- Task directions
Reproduce the listing below without changes, except that pictures are left out.

──────────────────────────────

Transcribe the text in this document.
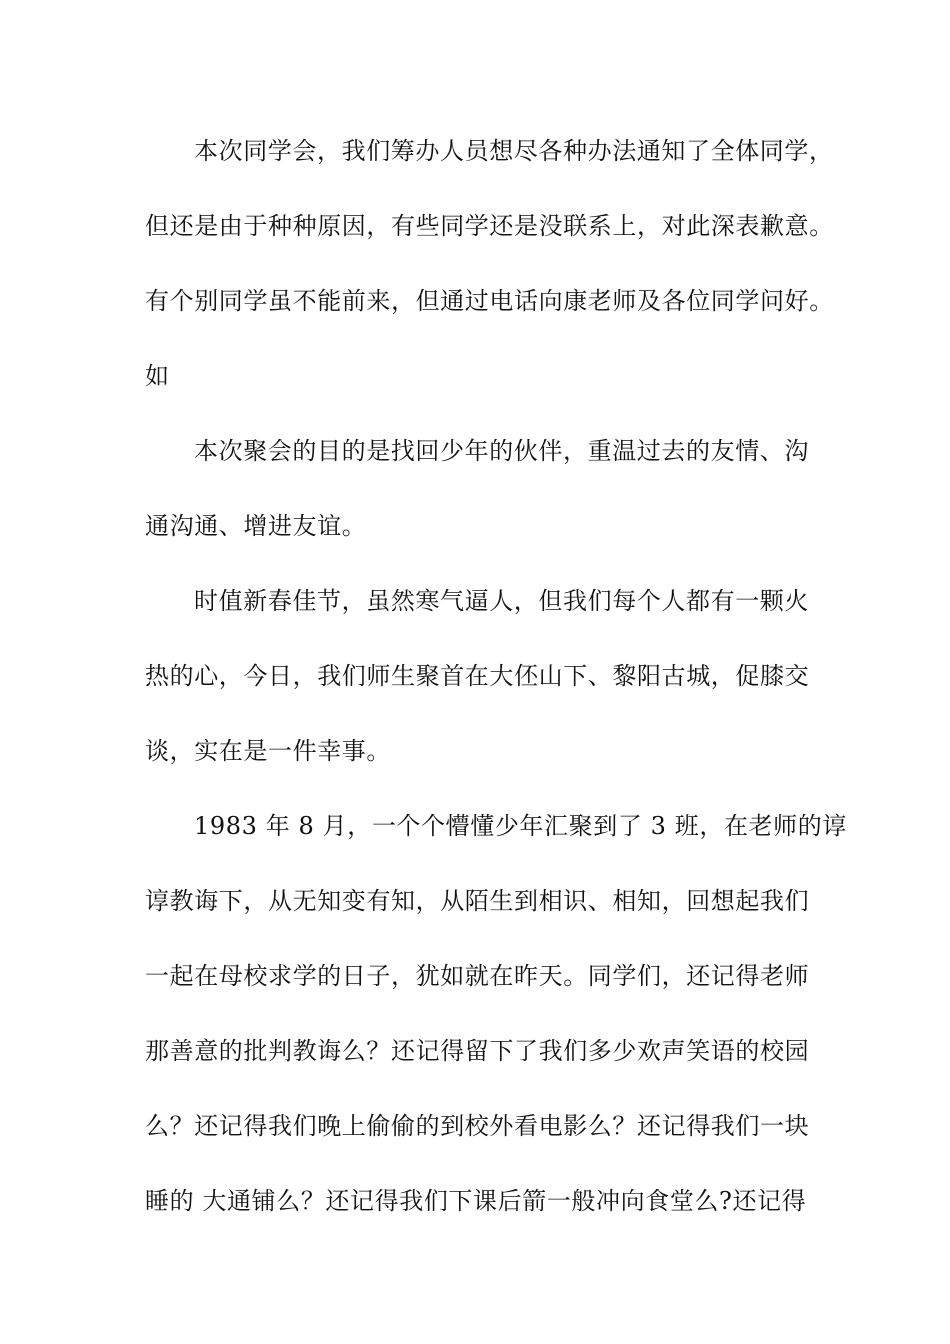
本次同学会，我们筹办人员想尽各种办法通知了全体同学，
但还是由于种种原因，有些同学还是没联系上，对此深表歉意。
有个别同学虽不能前来，但通过电话向康老师及各位同学问好。
如
本次聚会的目的是找回少年的伙伴，重温过去的友情、沟
通沟通、增进友谊。
时值新春佳节，虽然寒气逼人，但我们每个人都有一颗火
热的心，今日，我们师生聚首在大伾山下、黎阳古城，促膝交
谈，实在是一件幸事。
1983 年 8 月，一个个懵懂少年汇聚到了 3 班，在老师的谆
谆教诲下，从无知变有知，从陌生到相识、相知，回想起我们
一起在母校求学的日子，犹如就在昨天。同学们，还记得老师
那善意的批判教诲么？还记得留下了我们多少欢声笑语的校园
么？还记得我们晚上偷偷的到校外看电影么？还记得我们一块
睡的 大通铺么？还记得我们下课后箭一般冲向食堂么?还记得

──────────────────────────────

- Answer below
Transcribe the text in this document.
本次同学会，我们筹办人员想尽各种办法通知了全体同学，
但还是由于种种原因，有些同学还是没联系上，对此深表歉意。
有个别同学虽不能前来，但通过电话向康老师及各位同学问好。
如
本次聚会的目的是找回少年的伙伴，重温过去的友情、沟
通沟通、增进友谊。
时值新春佳节，虽然寒气逼人，但我们每个人都有一颗火
热的心，今日，我们师生聚首在大伾山下、黎阳古城，促膝交
谈，实在是一件幸事。
1983 年 8 月，一个个懵懂少年汇聚到了 3 班，在老师的谆
谆教诲下，从无知变有知，从陌生到相识、相知，回想起我们
一起在母校求学的日子，犹如就在昨天。同学们，还记得老师
那善意的批判教诲么？还记得留下了我们多少欢声笑语的校园
么？还记得我们晚上偷偷的到校外看电影么？还记得我们一块
睡的 大通铺么？还记得我们下课后箭一般冲向食堂么?还记得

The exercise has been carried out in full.